Source extract –
####################
Oversight or Out-of-sight

How many of us enjoy having someone look over our shoulder as we do something? It’s like having a back-seat driver. In one of my favorite Dilbert cartoons, the pointy-haired boss looks over Dilbert’s shoulder and commands “Move the mouse… up … over … more … now click it! Click it! NO!!! YOU FOOL!!!” to which Dilbert says “This has ‘long day’ written all over it”.

“Go away!” That’s a fairly common theme in IT projects: just let us do our stuff and we’ll get back to you. What can happen as a result? A deliverable that doesn’t meet the needs of the business partners, runs over budget, comes in late, or some combination.

An effective oversight or governance process can help avoid or at least minimize these pitfalls. This is especially true for RBAC. What kind of structure works best? It depends on your organization, but here’s a fairly basic example that you may be able to work with.

Steering Committee – This group of high-level managers and thought-leaders should represent every business unit your RBAC effort will cover. They should make the ultimate decisions regarding the scope, direction, cost and timing of your project. However, that doesn’t mean you let them do all the work. They should expect that your project team will present recommendations to them. These are the approvers, not do’ers.

Working Group – A group of leaders at a lower level than their Steering Committee counterparts. These are the do’ers that your project will need when it comes to getting work done with business representation. If they can’t do the work themselves, the Working Group members should point you in the right direction. This may be a slightly larger group than the Steering Committee as some business areas may not be large enough to have their own Steering Committee representative. You should get representation for them on this level.

In addition to the usual project management benefits, here are some reasons having a governance process in place for your RBAC project will help.

• Your project immediately gets visibility in the business. Without so much as lifting a finger, you’ve created one component of a communication plan to your business partners. For a security project, that’s pure gold. Your project is no longer ‘off the radar’ or out of sight.
• There’s always a lot of scrutiny on security projects. A strong and effective governance model is a key part of the overall SDLC. It will show that the project has adequate management control. It also minimizes the impact of Monday Morning Quarterbacks who want to go in after the battle and shoot the wounded.
• Having a “seal of approval” from your Steering Committee goes a long way with the people that control funding. Benefits of security projects are usually soft (e.g. “better security”) and more difficult to justify. When it comes to a choice between your project and another for those precious capital funds, every edge you can get is critical. A visible and effective governance model can show that there is wide support for your efforts and that the project is more likely to make its budget and time constraints. This can help the money brokers justify their investment in your project.
• You are going to need knowledge experts within the business units for role mining, role creation, ongoing maintenance and general support. A well-formed governance model can readily identify the most appropriate people in the business to assist your efforts. This group can also help prioritize the implementation, getting the maximum political and economic bang for the buck.
• Your governance team will turn into evangelists for your project. They can assist in your communication plan, often paving the way with the ongoing passage of information about the project to those in their business areas. Use this benefit in creating your team. Select or suggest participants who can leverage their communication skills and position within the business to further the project.

For bad spellers and IT projects, ‘governance’ and ‘oversight’ are often four letter words. Don’t let your RBAC project fall victim. Embrace governance and oversight and leverage the benefits for a healthy return on your RBAC investment.
####################
Information supplied –
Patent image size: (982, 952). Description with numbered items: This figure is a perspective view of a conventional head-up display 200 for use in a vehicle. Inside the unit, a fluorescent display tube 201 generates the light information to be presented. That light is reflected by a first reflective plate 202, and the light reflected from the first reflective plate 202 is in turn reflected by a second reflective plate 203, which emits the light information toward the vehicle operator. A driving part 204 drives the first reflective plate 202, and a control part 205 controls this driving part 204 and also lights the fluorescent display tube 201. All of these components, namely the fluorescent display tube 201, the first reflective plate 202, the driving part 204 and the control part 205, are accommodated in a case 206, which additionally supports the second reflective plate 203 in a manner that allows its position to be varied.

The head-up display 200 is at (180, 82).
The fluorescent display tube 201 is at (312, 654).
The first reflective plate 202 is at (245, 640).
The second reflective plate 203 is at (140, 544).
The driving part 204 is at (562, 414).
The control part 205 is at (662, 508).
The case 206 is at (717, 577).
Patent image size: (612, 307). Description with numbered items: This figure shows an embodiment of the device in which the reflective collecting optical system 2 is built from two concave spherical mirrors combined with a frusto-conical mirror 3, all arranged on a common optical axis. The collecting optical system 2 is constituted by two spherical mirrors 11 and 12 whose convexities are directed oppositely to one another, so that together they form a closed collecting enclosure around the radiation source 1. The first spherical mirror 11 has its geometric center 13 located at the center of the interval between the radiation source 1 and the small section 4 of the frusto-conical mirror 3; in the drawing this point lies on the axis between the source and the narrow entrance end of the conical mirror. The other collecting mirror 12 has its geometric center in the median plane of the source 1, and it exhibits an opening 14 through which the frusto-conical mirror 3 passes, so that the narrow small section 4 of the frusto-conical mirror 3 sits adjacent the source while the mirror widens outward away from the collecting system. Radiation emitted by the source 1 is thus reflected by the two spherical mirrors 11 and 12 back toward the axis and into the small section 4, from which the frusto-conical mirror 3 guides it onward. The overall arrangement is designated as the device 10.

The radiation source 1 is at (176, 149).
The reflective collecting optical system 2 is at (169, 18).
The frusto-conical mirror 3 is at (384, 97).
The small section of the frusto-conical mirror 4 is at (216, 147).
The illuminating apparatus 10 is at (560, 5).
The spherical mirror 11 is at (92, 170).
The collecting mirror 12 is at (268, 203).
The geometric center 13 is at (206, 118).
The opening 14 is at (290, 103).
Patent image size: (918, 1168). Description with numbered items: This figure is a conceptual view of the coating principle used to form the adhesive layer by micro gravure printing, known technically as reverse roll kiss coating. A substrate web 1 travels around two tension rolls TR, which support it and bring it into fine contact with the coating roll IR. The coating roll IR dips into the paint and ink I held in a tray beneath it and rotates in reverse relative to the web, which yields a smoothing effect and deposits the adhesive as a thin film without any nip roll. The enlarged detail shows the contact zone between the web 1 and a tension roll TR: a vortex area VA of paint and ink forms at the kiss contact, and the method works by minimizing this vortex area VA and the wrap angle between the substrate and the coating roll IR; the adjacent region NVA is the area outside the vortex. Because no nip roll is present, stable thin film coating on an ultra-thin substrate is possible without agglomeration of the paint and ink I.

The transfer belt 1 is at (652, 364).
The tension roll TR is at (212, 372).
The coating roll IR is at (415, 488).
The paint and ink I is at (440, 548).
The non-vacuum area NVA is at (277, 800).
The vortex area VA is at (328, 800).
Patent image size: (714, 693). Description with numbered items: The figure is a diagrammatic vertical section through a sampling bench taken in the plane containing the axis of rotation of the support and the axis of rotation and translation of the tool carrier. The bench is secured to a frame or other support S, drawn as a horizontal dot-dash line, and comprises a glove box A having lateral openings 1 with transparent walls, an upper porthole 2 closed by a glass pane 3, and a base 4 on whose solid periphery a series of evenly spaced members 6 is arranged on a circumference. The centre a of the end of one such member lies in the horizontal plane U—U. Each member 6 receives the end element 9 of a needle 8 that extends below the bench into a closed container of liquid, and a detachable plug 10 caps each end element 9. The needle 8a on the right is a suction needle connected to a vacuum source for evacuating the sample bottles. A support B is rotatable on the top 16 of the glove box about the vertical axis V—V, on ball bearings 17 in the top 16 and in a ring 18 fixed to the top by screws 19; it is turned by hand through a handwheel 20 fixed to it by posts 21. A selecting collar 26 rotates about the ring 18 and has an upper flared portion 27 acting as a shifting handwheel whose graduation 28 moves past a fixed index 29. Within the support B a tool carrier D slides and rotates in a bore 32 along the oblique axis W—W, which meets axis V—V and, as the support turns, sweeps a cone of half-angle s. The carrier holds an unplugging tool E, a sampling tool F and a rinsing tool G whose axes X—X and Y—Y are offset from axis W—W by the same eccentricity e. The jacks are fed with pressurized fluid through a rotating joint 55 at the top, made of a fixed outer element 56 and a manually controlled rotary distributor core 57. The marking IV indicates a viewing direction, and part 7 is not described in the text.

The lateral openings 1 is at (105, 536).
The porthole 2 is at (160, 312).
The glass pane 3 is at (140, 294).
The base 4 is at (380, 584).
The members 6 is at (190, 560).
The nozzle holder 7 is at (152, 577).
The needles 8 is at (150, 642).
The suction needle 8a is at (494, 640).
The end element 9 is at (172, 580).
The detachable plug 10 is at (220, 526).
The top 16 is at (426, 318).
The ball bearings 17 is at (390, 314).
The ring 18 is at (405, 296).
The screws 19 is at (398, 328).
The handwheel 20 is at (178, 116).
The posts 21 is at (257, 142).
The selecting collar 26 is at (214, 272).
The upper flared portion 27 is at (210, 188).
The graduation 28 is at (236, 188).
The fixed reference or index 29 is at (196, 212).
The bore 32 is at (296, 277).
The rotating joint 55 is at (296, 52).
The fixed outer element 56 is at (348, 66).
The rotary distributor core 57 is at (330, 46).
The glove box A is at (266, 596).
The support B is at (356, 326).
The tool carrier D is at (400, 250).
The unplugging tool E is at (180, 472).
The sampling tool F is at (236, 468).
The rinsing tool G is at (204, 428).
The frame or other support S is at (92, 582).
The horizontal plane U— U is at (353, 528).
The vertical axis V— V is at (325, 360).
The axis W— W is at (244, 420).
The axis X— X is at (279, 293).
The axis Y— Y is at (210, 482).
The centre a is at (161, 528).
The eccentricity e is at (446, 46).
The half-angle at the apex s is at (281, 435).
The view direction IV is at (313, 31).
####################
Required action –
Rewrite everything in the oversight article from "How many of" down to "to work with.", substituting "micromanager" for "back-seat driver". The records aren't needed.

Answer area –
How many of us enjoy having someone look over our shoulder as we do something? It’s like having a micromanager. In one of my favorite Dilbert cartoons, the pointy-haired boss looks over Dilbert’s shoulder and commands “Move the mouse… up … over … more … now click it! Click it! NO!!! YOU FOOL!!!” to which Dilbert says “This has ‘long day’ written all over it”.

“Go away!” That’s a fairly common theme in IT projects: just let us do our stuff and we’ll get back to you. What can happen as a result? A deliverable that doesn’t meet the needs of the business partners, runs over budget, comes in late, or some combination.

An effective oversight or governance process can help avoid or at least minimize these pitfalls. This is especially true for RBAC. What kind of structure works best? It depends on your organization, but here’s a fairly basic example that you may be able to work with.